- [INSTRUCTIONS TO FOLLOW]:
Report, as a bare number, how many lines hold "structured".

- [DATASET EXCERPTS]:

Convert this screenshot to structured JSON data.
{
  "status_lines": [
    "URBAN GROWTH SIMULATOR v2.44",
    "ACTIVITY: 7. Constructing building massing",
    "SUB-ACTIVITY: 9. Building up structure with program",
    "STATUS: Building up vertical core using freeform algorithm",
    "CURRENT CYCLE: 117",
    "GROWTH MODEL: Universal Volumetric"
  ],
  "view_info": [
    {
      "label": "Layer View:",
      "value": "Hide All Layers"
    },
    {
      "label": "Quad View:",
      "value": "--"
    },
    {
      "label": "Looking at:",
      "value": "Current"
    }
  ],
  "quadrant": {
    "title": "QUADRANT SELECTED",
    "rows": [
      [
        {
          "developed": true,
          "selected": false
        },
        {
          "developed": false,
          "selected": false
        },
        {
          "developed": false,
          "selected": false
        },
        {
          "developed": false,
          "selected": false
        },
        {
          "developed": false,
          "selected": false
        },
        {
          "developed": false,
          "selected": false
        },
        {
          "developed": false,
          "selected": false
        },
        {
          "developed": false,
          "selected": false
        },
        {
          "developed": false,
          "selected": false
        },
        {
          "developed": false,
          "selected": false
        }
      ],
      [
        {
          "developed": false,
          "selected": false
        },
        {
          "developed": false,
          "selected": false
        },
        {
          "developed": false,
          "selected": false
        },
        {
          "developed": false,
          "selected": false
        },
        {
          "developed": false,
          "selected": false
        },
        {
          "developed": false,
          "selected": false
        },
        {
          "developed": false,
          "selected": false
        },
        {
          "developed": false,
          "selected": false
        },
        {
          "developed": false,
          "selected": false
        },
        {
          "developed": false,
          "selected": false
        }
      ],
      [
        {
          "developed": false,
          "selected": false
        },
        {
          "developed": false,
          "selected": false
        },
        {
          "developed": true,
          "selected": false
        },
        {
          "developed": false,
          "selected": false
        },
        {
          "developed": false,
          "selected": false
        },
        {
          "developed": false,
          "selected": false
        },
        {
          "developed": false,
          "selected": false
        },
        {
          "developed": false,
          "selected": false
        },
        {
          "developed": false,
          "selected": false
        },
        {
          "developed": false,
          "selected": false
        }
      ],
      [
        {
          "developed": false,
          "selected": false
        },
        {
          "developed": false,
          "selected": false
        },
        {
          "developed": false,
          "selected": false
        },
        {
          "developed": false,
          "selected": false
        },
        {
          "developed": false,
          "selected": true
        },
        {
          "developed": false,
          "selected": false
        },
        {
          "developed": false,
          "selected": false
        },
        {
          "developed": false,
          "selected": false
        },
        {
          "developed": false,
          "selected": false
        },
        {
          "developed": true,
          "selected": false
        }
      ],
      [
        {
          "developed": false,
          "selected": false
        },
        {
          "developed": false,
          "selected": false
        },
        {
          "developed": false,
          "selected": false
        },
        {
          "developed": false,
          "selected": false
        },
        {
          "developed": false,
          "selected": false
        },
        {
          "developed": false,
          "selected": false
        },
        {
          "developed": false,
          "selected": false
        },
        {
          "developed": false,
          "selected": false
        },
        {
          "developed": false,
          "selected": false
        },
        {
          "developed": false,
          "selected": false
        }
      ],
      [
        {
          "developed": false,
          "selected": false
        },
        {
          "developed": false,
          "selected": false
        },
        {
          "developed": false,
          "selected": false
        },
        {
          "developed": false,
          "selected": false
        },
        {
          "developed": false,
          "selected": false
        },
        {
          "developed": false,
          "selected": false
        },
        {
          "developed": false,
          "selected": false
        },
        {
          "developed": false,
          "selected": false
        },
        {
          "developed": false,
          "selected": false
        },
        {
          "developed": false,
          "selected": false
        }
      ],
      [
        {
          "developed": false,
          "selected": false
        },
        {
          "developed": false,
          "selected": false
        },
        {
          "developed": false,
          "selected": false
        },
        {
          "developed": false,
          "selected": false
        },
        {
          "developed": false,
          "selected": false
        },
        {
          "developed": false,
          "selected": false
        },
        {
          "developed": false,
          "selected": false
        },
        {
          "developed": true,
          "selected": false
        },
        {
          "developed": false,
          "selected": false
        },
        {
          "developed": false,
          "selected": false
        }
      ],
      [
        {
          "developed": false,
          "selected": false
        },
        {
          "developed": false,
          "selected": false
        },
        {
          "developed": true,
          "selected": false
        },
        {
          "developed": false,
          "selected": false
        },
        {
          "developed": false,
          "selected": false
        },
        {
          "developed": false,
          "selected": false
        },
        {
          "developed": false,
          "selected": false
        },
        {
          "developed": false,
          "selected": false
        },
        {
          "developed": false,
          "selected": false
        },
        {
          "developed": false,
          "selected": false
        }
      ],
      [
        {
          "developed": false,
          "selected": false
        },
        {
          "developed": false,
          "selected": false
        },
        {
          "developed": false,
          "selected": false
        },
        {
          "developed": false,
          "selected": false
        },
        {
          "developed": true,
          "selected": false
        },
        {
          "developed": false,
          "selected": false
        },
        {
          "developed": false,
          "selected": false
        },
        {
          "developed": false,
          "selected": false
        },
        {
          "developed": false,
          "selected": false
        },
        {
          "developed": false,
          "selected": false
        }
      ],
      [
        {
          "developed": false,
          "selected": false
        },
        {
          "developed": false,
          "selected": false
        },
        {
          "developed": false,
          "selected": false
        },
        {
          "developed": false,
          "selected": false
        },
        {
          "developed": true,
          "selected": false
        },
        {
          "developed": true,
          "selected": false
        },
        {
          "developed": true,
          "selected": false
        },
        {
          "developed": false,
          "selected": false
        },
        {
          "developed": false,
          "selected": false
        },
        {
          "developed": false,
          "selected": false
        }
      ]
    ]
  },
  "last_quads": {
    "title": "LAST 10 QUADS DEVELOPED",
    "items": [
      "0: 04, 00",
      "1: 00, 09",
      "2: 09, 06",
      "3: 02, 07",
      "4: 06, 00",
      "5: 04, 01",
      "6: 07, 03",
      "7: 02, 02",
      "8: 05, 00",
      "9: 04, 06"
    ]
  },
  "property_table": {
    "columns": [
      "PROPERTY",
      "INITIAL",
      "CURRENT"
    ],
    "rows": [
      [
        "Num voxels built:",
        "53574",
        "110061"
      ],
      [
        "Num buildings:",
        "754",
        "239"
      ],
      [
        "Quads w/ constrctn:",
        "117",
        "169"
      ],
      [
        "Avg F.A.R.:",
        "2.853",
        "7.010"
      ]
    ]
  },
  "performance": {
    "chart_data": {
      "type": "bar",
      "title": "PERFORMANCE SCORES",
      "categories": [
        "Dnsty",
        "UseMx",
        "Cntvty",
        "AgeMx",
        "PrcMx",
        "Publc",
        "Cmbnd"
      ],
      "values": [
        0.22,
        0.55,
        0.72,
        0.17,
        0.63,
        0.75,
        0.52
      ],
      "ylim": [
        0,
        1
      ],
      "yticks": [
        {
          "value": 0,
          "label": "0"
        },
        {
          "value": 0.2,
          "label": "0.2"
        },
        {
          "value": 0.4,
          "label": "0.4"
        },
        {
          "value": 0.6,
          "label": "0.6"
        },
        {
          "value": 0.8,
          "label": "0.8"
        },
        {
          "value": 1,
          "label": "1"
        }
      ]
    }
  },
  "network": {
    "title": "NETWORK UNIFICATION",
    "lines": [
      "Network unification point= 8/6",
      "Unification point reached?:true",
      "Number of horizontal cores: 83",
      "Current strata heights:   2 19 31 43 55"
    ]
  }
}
==
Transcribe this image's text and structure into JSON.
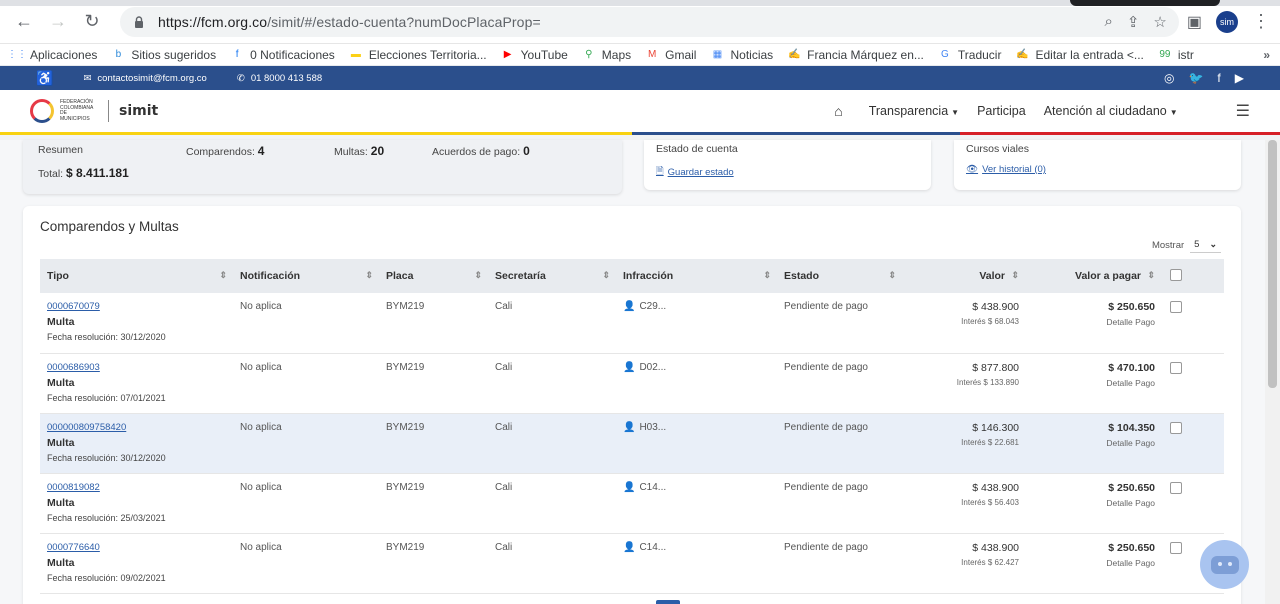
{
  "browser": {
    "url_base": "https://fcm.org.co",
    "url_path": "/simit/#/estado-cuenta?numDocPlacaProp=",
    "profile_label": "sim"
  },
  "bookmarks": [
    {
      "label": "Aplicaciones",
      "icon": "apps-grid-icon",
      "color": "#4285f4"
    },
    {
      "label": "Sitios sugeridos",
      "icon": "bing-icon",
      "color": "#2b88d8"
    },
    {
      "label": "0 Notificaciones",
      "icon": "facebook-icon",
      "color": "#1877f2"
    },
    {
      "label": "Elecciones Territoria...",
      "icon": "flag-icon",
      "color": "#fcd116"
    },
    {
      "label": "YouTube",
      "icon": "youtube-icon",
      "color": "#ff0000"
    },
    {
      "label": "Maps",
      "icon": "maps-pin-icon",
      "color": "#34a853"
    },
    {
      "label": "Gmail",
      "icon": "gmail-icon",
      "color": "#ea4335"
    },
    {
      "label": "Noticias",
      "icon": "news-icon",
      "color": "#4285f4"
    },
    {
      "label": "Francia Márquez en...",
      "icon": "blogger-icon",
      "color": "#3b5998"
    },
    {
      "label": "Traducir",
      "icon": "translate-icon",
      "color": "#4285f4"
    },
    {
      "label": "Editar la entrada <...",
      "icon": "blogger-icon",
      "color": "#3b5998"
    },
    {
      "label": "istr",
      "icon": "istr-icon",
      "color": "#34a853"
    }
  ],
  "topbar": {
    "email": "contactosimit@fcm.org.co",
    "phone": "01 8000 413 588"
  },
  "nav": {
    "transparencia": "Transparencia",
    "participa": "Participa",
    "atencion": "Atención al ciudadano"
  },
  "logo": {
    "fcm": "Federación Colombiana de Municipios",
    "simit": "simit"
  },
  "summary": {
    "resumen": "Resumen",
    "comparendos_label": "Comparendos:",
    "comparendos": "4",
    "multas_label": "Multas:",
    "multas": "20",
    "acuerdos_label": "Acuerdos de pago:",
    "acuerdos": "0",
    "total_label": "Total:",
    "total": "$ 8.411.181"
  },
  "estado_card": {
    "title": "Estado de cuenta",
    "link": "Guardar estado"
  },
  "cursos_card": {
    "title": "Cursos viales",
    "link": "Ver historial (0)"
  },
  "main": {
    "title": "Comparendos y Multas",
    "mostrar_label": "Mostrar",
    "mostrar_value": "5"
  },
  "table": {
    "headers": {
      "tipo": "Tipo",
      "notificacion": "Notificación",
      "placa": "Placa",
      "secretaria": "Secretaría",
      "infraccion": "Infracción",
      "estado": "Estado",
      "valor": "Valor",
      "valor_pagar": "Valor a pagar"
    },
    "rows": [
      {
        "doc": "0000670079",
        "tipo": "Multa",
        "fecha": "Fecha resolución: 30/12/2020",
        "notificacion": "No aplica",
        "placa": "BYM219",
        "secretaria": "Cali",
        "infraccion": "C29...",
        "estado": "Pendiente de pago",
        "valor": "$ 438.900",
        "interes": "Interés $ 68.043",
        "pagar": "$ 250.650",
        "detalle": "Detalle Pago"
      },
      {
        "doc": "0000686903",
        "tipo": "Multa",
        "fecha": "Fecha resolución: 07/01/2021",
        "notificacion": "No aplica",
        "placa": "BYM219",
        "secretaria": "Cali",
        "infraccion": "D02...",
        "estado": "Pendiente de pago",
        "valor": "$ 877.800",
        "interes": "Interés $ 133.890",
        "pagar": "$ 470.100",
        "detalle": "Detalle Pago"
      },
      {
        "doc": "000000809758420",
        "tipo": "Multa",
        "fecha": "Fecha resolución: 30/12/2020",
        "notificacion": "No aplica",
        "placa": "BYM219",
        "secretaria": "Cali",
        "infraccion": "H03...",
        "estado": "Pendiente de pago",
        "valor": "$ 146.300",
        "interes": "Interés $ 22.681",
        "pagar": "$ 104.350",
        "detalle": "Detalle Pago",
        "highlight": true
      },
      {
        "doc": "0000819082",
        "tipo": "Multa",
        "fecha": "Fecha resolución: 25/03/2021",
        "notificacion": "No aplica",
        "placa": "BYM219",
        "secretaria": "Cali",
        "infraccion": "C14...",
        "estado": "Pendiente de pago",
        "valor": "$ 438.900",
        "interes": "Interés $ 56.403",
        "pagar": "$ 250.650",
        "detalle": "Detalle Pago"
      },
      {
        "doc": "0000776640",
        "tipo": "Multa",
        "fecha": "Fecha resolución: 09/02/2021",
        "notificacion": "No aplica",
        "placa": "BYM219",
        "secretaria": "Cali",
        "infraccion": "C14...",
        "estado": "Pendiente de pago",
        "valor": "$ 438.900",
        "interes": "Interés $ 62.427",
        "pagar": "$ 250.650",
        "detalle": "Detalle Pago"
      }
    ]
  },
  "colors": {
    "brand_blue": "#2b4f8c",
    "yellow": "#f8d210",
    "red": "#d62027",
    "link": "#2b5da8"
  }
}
...
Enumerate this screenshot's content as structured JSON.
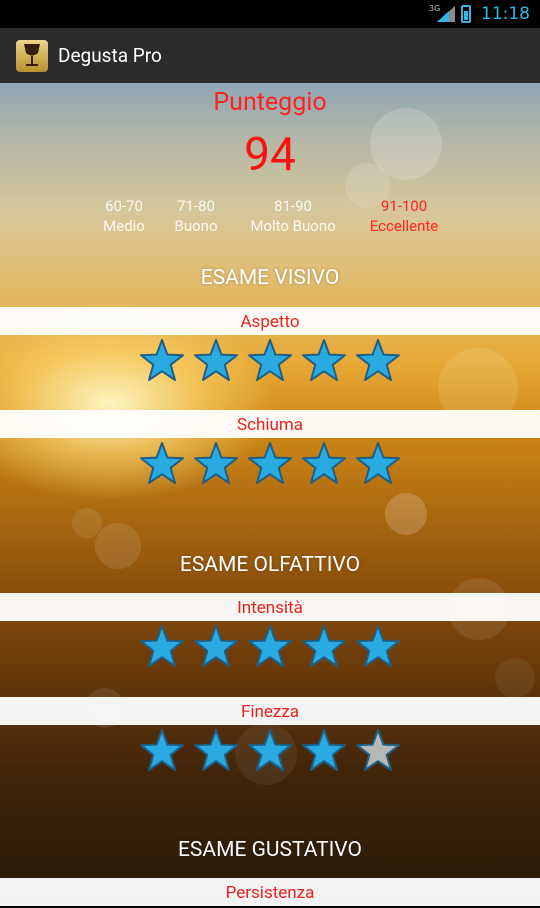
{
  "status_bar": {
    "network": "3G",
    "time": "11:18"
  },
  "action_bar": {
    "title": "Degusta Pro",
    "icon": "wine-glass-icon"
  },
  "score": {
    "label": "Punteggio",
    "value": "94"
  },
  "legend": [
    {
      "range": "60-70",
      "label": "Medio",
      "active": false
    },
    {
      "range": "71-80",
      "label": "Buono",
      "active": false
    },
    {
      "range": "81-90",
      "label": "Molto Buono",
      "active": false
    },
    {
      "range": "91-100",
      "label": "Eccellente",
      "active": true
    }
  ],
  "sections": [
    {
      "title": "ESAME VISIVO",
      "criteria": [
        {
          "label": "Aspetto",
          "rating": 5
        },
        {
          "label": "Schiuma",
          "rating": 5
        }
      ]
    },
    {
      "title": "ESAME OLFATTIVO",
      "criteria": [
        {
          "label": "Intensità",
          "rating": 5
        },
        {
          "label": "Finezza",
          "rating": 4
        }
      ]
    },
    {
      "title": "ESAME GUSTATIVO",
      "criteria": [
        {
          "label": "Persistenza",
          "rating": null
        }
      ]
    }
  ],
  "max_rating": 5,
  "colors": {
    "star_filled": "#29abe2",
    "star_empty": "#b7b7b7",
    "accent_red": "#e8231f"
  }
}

- [REPLY]:
2